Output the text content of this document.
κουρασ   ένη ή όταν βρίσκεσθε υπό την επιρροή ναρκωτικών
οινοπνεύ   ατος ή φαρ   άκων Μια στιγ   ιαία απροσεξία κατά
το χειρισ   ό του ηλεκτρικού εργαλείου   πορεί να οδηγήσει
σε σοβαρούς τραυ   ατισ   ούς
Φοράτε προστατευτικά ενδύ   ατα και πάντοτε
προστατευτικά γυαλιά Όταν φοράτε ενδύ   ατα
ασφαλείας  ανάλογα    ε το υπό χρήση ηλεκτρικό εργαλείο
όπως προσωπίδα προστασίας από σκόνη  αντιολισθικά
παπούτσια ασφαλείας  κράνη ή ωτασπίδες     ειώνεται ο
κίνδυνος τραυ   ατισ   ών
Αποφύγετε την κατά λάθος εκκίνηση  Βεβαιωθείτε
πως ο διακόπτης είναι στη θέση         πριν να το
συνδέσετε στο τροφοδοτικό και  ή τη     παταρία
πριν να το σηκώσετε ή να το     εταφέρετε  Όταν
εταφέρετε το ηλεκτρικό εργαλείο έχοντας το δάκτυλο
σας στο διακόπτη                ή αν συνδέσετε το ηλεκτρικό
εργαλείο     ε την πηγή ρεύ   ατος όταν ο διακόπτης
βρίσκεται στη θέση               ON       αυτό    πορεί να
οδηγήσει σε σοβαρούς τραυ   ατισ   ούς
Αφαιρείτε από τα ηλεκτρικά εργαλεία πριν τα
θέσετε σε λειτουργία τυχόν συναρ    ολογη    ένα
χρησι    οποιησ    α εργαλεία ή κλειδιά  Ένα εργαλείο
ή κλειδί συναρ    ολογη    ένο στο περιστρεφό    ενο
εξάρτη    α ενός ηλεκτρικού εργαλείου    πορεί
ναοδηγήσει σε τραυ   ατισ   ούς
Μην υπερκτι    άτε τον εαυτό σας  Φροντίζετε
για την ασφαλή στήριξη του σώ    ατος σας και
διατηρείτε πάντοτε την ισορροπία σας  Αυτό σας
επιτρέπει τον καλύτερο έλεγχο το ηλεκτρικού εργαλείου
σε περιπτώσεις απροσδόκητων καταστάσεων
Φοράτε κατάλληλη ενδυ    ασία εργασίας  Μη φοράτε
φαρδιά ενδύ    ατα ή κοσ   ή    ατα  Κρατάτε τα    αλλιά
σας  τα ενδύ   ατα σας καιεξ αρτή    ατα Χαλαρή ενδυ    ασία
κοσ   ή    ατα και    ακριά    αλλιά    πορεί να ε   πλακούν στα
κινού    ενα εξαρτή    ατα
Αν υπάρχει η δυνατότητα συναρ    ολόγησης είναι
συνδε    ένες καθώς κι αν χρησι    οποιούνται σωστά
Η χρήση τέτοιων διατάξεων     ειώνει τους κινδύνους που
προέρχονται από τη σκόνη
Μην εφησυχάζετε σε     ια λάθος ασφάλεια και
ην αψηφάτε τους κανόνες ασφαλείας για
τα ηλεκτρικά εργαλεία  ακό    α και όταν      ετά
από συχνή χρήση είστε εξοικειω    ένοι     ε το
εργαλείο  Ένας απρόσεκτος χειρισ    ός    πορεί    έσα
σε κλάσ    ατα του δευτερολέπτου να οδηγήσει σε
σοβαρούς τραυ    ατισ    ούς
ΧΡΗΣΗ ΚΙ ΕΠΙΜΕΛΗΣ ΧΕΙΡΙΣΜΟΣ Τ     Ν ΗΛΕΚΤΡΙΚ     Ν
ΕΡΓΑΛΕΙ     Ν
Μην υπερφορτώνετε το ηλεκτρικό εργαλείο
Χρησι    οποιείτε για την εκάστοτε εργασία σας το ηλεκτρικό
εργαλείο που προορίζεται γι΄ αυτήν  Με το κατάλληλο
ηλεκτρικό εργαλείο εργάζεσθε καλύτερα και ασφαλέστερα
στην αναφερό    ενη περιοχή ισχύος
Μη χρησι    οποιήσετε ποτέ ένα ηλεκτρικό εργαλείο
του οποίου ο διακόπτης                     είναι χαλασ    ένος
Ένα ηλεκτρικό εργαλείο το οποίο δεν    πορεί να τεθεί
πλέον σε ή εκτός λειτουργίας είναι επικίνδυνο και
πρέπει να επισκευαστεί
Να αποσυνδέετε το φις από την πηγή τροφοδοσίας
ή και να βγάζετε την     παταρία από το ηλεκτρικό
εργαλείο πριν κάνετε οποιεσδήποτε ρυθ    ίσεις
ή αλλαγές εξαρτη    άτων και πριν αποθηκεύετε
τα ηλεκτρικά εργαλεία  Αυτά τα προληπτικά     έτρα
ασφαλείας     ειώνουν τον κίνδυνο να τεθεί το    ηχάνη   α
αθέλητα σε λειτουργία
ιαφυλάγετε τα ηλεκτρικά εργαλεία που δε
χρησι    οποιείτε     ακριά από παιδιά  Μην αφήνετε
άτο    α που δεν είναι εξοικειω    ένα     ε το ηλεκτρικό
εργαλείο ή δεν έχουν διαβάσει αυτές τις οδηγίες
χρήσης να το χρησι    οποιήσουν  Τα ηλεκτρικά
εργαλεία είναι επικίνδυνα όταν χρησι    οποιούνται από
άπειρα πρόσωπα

========================================

> **Task description**
Identify each line holding the string "διακόπτης", and copy it out.

> **Response to this exercise**
πως ο διακόπτης είναι στη θέση         πριν να το
εργαλείο     ε την πηγή ρεύ   ατος όταν ο διακόπτης
του οποίου ο διακόπτης                     είναι χαλασ    ένος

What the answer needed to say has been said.